* [WHAT NEEDS TO BE DONE] Go through the listing and copy each line with the string "терапии".

>> BEGIN

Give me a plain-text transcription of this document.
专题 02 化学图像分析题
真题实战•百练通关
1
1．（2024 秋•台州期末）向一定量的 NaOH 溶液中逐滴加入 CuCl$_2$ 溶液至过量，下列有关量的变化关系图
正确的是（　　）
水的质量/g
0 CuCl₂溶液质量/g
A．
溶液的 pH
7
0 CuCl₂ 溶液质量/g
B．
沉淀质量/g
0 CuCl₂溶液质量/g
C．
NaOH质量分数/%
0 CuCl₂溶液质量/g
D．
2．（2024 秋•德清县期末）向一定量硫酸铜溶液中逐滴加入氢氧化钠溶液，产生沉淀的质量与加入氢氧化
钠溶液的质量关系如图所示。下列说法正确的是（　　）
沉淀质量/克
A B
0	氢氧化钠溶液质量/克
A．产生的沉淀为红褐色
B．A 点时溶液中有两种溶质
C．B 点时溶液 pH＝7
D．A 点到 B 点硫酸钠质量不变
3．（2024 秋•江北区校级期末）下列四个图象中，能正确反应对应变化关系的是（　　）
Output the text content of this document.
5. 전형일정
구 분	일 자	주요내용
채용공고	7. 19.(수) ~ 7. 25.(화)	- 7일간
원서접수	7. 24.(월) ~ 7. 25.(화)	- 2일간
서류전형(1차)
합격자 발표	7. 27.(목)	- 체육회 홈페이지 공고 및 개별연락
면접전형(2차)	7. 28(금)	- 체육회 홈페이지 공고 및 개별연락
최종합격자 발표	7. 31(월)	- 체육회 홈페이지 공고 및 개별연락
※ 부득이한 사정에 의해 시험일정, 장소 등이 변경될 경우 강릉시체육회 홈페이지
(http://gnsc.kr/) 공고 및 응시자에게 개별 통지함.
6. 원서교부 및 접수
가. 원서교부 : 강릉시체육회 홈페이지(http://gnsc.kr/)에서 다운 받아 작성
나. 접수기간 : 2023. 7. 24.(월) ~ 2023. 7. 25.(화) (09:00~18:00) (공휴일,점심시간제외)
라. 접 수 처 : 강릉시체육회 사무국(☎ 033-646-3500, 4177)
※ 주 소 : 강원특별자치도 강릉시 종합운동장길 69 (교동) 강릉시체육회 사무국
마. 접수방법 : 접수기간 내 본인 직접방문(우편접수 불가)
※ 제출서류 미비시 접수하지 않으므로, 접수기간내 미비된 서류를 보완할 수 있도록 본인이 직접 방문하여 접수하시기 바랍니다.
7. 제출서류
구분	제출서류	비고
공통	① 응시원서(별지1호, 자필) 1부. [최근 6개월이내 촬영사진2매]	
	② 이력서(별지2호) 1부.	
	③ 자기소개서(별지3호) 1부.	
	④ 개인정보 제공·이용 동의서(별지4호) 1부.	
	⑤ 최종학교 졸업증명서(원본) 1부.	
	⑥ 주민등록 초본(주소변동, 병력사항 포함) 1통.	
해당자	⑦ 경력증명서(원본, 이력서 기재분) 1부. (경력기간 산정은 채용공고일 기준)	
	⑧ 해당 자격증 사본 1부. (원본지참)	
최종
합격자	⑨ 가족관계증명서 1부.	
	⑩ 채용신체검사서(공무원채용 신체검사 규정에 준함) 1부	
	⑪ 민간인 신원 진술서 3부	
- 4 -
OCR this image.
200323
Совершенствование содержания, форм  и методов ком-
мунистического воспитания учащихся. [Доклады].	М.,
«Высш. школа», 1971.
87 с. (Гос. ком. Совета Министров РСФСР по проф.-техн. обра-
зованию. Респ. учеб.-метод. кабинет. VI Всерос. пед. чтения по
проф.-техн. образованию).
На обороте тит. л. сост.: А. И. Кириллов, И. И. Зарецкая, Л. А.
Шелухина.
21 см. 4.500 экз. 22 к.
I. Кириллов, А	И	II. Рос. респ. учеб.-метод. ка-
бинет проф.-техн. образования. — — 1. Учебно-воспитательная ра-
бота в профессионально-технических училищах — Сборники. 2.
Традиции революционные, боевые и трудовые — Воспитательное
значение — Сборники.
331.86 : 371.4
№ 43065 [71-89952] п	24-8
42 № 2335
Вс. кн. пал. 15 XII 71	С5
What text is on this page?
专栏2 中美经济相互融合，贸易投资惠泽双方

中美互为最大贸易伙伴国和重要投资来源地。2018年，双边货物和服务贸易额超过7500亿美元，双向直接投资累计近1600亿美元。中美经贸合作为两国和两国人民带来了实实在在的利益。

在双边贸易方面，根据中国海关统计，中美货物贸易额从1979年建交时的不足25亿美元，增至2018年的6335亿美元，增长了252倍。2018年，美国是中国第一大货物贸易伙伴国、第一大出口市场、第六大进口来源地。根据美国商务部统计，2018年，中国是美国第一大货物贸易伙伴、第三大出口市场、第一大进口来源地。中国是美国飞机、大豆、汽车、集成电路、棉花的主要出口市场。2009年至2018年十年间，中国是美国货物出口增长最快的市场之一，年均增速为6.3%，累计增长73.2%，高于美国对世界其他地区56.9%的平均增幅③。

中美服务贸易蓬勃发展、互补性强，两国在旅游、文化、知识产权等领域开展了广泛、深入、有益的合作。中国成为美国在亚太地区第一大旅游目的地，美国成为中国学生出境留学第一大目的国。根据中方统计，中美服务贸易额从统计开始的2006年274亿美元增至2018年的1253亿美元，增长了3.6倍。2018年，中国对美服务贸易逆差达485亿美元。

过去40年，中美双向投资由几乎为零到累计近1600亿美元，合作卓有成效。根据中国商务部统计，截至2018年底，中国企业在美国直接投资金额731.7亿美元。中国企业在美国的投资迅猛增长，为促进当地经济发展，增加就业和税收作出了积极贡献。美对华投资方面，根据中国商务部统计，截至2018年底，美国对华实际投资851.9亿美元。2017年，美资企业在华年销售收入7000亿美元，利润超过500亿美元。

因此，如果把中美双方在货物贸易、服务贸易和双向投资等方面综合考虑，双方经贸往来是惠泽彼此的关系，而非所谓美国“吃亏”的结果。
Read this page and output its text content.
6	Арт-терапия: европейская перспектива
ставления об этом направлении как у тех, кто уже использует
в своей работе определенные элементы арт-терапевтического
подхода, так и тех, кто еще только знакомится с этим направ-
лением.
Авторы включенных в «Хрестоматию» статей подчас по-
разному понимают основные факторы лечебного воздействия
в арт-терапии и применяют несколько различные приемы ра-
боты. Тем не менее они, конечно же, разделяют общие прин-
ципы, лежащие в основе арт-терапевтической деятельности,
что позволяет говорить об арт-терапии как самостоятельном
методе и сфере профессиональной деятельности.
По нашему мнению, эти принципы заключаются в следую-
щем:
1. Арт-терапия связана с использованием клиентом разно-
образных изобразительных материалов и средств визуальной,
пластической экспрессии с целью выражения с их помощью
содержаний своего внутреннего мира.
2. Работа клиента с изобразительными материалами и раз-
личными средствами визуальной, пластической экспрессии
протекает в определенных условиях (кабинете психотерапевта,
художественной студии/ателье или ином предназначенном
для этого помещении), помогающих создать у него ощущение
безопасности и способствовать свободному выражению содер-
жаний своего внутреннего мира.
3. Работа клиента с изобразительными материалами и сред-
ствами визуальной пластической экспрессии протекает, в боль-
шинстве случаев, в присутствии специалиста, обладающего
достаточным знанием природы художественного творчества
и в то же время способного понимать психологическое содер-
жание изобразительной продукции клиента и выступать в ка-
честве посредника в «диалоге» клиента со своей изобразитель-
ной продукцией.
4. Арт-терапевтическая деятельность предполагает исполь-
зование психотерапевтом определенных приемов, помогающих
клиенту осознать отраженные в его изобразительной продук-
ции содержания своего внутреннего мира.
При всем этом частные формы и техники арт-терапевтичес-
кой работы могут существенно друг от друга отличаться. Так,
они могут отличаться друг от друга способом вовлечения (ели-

>> END

* [ANSWER TO THIS TASK]
в арт-терапии и применяют несколько различные приемы ра-
что позволяет говорить об арт-терапии как самостоятельном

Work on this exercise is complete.